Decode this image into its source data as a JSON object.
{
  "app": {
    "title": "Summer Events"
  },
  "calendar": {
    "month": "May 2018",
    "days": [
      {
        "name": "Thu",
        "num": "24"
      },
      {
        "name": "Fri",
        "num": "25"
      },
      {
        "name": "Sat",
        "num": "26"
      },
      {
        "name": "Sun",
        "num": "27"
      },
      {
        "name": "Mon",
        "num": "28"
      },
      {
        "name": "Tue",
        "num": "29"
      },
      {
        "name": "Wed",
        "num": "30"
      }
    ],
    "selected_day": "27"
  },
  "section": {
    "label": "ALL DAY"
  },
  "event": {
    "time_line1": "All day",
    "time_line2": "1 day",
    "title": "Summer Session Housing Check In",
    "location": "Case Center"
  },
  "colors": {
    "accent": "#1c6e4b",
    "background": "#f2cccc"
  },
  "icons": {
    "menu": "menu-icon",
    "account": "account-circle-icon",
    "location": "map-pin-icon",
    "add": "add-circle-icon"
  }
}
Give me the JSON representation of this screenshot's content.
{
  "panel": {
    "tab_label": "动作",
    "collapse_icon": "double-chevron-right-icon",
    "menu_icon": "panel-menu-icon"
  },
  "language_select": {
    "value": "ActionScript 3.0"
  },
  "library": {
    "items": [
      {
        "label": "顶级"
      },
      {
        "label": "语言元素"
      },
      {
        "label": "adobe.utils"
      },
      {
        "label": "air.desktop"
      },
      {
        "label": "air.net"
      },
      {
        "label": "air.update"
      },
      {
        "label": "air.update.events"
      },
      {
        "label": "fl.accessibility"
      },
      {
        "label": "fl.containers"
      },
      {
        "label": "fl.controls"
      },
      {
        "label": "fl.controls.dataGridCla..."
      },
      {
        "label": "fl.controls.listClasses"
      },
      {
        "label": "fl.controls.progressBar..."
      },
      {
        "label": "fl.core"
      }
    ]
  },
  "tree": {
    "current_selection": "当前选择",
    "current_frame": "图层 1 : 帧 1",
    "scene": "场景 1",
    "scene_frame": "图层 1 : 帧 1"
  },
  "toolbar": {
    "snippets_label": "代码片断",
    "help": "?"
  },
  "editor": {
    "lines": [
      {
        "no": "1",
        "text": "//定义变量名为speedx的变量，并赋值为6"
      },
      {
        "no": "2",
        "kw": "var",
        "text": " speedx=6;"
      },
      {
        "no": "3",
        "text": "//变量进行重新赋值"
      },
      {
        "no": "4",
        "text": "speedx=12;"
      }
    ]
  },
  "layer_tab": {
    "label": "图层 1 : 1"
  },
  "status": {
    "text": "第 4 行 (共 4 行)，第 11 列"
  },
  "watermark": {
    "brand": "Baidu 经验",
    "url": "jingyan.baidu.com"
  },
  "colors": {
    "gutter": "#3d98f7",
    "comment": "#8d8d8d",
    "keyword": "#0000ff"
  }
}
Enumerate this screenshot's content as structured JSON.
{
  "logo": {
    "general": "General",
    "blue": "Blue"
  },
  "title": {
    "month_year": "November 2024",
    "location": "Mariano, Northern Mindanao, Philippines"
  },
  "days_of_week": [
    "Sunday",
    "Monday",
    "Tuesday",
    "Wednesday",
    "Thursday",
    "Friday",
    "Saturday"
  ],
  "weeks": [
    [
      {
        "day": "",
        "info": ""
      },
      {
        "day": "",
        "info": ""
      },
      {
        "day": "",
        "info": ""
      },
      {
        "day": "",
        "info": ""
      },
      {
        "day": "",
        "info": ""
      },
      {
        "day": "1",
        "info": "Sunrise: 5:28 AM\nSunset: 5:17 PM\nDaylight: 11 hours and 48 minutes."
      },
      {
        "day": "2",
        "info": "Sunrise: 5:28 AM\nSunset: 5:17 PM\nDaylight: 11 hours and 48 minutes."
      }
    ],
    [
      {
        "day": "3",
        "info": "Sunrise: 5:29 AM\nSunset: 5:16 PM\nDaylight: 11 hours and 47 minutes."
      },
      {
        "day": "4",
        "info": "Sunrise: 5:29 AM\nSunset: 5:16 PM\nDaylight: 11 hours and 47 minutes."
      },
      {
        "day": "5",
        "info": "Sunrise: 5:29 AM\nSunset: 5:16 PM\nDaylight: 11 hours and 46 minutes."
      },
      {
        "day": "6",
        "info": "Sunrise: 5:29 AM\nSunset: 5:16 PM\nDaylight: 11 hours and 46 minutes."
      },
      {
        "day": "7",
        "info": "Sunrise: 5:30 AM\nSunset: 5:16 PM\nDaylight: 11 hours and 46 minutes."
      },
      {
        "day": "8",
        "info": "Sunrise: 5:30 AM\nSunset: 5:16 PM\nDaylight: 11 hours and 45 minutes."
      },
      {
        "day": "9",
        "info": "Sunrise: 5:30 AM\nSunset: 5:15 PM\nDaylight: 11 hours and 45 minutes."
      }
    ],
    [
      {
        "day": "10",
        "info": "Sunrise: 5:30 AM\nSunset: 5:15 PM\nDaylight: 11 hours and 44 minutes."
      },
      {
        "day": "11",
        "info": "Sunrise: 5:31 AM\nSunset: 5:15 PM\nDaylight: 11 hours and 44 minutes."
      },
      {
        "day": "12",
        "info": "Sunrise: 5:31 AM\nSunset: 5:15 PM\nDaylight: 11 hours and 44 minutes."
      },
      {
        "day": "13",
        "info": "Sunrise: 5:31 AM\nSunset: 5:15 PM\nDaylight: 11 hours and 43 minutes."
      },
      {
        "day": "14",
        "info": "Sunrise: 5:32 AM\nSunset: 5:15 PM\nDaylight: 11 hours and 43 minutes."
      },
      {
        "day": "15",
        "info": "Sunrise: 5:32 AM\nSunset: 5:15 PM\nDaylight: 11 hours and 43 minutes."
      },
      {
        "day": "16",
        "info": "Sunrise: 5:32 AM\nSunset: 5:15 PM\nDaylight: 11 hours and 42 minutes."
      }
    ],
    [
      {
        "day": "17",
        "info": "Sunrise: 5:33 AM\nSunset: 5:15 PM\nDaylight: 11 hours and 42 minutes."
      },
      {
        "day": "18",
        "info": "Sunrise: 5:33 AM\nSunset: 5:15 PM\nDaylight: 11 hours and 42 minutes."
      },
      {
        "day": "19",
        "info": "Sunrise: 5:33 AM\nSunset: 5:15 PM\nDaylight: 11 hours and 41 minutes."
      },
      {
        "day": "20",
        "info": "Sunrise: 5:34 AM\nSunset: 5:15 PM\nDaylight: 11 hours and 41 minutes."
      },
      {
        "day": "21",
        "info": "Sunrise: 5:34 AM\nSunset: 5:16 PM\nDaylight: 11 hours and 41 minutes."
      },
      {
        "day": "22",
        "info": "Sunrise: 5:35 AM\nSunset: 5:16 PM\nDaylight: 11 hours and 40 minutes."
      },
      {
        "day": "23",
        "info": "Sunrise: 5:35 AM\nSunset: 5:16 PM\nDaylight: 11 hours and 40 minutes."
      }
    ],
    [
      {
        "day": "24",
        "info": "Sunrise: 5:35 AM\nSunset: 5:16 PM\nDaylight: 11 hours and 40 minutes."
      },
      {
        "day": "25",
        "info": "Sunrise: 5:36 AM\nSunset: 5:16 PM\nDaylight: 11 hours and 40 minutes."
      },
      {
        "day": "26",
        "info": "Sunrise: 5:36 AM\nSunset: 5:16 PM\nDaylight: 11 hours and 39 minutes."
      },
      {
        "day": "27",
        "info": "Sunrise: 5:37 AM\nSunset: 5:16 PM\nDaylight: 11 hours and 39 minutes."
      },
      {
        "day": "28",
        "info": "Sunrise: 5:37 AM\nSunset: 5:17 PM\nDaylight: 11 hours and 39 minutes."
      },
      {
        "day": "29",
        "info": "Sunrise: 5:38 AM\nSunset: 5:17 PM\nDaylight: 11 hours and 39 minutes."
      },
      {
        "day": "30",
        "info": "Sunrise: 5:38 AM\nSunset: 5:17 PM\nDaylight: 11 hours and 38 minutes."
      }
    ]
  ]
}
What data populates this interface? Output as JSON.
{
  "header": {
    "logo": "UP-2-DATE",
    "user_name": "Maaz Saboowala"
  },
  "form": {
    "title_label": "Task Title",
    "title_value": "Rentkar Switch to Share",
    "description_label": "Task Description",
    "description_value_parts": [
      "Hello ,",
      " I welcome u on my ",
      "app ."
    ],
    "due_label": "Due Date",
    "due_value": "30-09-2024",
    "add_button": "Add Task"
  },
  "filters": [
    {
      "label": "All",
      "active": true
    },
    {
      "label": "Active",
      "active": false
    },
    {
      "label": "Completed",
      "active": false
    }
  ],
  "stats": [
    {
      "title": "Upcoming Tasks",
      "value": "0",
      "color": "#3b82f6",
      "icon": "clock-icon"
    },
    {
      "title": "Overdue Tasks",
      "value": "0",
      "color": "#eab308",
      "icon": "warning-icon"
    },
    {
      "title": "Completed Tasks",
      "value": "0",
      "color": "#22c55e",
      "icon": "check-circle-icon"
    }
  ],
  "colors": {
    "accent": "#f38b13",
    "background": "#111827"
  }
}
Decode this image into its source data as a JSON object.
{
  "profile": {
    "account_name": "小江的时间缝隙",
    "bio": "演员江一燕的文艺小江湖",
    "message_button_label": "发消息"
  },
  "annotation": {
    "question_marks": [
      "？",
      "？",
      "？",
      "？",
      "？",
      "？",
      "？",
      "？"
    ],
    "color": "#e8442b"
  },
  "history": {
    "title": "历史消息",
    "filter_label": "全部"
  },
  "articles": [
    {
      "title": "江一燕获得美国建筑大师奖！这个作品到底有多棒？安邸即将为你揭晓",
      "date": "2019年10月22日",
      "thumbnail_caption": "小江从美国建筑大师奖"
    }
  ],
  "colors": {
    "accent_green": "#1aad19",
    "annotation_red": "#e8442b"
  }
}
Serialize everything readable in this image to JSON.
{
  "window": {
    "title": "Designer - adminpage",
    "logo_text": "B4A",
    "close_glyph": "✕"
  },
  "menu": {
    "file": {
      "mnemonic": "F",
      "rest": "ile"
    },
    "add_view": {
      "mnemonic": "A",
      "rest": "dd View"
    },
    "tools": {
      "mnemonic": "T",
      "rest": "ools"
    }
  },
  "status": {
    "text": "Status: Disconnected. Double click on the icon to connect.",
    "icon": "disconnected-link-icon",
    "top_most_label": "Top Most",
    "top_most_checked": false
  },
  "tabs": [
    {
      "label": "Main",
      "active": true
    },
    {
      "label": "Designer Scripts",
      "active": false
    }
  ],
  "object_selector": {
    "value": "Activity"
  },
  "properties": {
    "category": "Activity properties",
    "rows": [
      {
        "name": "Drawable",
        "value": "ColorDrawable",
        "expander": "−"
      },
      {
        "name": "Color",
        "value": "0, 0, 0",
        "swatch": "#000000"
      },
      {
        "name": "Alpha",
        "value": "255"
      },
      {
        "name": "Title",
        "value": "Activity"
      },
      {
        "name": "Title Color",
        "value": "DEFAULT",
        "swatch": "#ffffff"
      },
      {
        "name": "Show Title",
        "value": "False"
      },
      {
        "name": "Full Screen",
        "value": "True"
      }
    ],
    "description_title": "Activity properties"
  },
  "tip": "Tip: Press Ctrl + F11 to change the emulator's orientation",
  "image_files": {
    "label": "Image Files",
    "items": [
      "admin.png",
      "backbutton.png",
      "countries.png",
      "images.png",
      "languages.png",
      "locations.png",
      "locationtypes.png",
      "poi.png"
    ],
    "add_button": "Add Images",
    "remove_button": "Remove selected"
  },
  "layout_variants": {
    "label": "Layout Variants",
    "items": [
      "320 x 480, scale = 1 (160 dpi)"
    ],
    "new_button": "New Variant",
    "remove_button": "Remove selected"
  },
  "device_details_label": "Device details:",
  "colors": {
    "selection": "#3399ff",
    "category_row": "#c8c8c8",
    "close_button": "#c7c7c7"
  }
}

********************

TASK DETAILS.
From the listing above, copy every line that holds the string "Tasks".

SOLUTION TO THIS TASK.
      "title": "Upcoming Tasks",
      "title": "Overdue Tasks",
      "title": "Completed Tasks",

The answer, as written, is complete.